[begin SOURCE TEXT]

Too little power

He if my speaker is 1000w continous and 2000 max and my amp is a 1000w amp. Do this hurt my speaker. I mean it will never blow the speaker obviously but i won;t be playing it at full blast so it will never see a continous 1000w. So my question is will the speaker be damaged by giving it less than ideal wattage. I dont really want to spend the money on a 2000w amp but I got a good deal on the speaker.

 
I try to match the RMS wattages or go over by a little bit on the amp. So if you're talking about a 1000W RMS amp then that should be fine. 1000W max might be a little iffy. The amp may have to strain to play the sub and the amp may be ruined over time...or you just may not be realizing the full potential of the subwoofer. I dunno...just my impressions from what I've read. Damage to a speaker is usually caused by clipping (when an amp is pushed too hard and puts out a very distorted signal.

[end SOURCE TEXT]
[begin MATERIAL SUPPLIED]

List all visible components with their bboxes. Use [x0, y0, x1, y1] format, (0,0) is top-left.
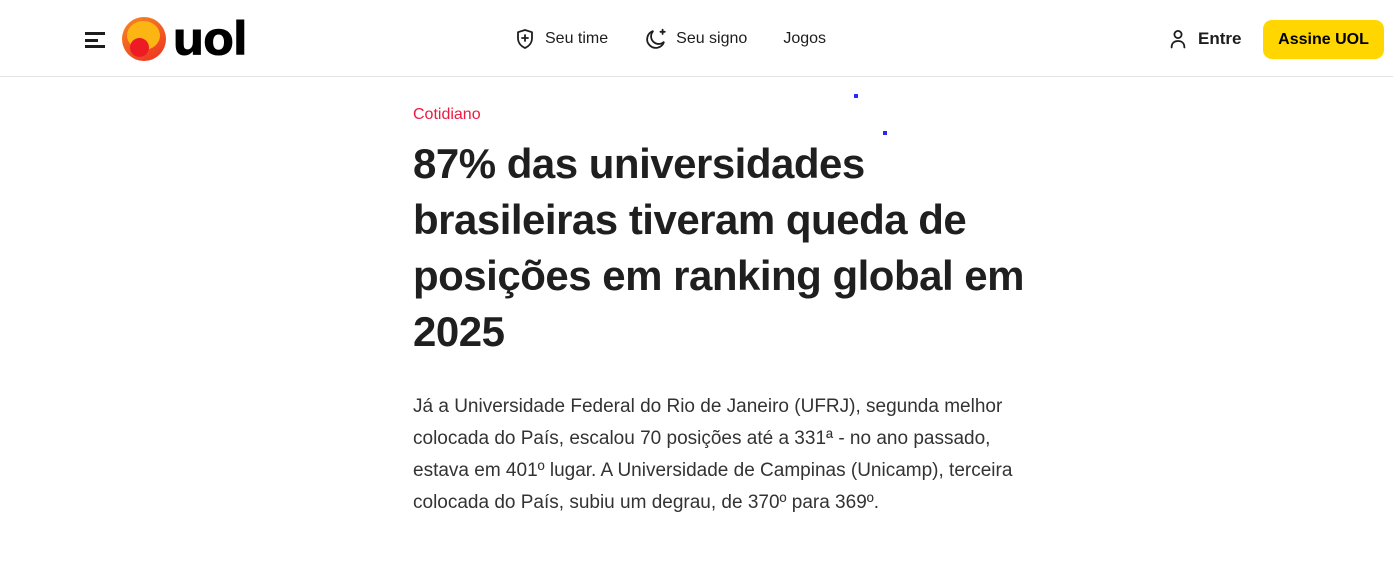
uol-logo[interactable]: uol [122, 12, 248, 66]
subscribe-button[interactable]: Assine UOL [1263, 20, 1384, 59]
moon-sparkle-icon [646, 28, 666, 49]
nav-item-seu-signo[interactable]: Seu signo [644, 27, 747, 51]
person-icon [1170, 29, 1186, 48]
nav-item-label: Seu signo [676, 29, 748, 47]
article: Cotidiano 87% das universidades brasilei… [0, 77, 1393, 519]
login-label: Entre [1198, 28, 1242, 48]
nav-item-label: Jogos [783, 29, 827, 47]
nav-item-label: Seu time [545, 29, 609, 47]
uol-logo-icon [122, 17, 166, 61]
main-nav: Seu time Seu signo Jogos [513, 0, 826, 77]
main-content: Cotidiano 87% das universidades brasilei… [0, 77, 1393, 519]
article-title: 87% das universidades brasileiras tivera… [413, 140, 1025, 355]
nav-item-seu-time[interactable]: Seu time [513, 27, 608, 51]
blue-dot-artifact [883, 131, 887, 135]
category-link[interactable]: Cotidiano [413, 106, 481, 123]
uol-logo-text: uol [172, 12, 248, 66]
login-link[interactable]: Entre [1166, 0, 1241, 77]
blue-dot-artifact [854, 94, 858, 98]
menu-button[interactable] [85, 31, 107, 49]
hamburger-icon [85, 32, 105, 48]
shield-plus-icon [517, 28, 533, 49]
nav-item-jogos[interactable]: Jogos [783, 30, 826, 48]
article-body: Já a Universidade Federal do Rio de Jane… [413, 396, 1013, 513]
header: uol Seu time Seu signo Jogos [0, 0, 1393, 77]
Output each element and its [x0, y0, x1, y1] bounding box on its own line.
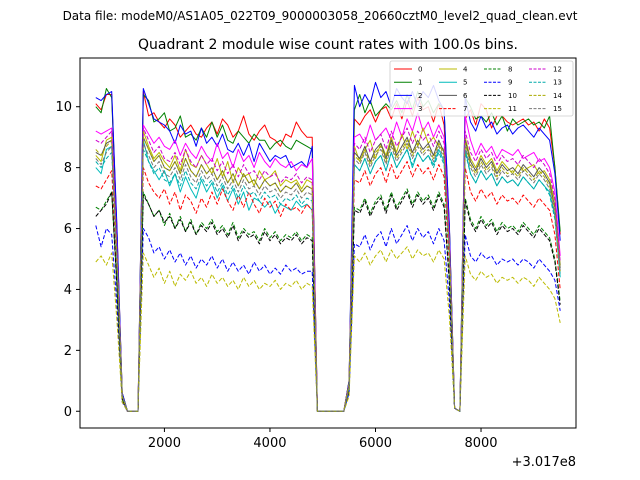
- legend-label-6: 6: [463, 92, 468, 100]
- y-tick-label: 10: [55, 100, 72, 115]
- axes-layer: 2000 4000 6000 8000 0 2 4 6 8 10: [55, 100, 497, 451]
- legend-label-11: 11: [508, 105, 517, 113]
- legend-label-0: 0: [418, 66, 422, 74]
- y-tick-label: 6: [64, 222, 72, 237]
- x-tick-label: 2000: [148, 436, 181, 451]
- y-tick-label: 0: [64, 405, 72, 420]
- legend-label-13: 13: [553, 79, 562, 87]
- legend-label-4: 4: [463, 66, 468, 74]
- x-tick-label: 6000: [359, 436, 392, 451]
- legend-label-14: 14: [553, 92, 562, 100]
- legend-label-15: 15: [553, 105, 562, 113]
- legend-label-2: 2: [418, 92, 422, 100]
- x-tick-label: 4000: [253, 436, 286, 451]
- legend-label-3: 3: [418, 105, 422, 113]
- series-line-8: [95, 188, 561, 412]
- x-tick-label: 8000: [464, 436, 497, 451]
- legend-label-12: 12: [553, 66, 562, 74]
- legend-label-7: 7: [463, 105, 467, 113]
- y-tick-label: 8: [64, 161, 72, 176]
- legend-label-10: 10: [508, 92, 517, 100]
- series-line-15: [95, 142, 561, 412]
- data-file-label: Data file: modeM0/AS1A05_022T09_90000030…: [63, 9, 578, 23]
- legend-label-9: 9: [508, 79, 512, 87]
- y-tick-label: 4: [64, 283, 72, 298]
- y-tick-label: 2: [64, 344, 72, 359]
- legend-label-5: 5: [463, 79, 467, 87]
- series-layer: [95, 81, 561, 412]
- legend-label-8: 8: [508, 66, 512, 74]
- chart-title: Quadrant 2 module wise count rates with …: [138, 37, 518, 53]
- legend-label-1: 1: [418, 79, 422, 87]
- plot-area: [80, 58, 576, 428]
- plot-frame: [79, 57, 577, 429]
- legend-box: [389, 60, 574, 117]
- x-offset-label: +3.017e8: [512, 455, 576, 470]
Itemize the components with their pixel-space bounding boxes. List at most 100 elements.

[end MATERIAL SUPPLIED]

**PARTS OF THE EXERCISE**
1. Echo the lines of the records running from the line that contains "uol-logo[interactable]: uol [122, 12, 248, 66]" through the line that contains "nav-item-label: Jogos [783, 29, 827, 47]", both included.
2. Proceed with the discussion of amplifier wattage and speaker damage, picking up after its final sentence.

**RESULTS OF THE EXERCISE**
1.
uol-logo[interactable]: uol [122, 12, 248, 66]
subscribe-button[interactable]: Assine UOL [1263, 20, 1384, 59]
moon-sparkle-icon [646, 28, 666, 49]
nav-item-seu-signo[interactable]: Seu signo [644, 27, 747, 51]
person-icon [1170, 29, 1186, 48]
nav-item-label: Seu signo [676, 29, 748, 47]
article: Cotidiano 87% das universidades brasilei… [0, 77, 1393, 519]
login-label: Entre [1198, 28, 1242, 48]
nav-item-label: Jogos [783, 29, 827, 47]

2.
rms is the continuous power ratting so by giving it 1000 you are giving it what the factory recommends. so pretty much 1k watts is what your subwoofer is recommend to play. what subwoofer do you have? If it is a good brand, underated etc.. then your sub might be able to handle more.

 
I got a re sx 12 which is 1000w rms and 2000w max. i would have got a se but they were the same price so i got the bigger of the two. As for the sub there is a fosgate t1000 or us amp md 1. Both do 1000w watts at 1 ohm. Are these good enough or so i go bigger. Much bigger and i will have to upgrade the electrical system and I didn't want to spend more money. I have a 160amp stock alternator and a huge battery i figured that would be enough with the current set up.

 
Forget about max power ratings, they are inconsistent and only for marketing. There is no industry standard for these ratings, so a manufacturer could easily change it from 1kw to 50kw.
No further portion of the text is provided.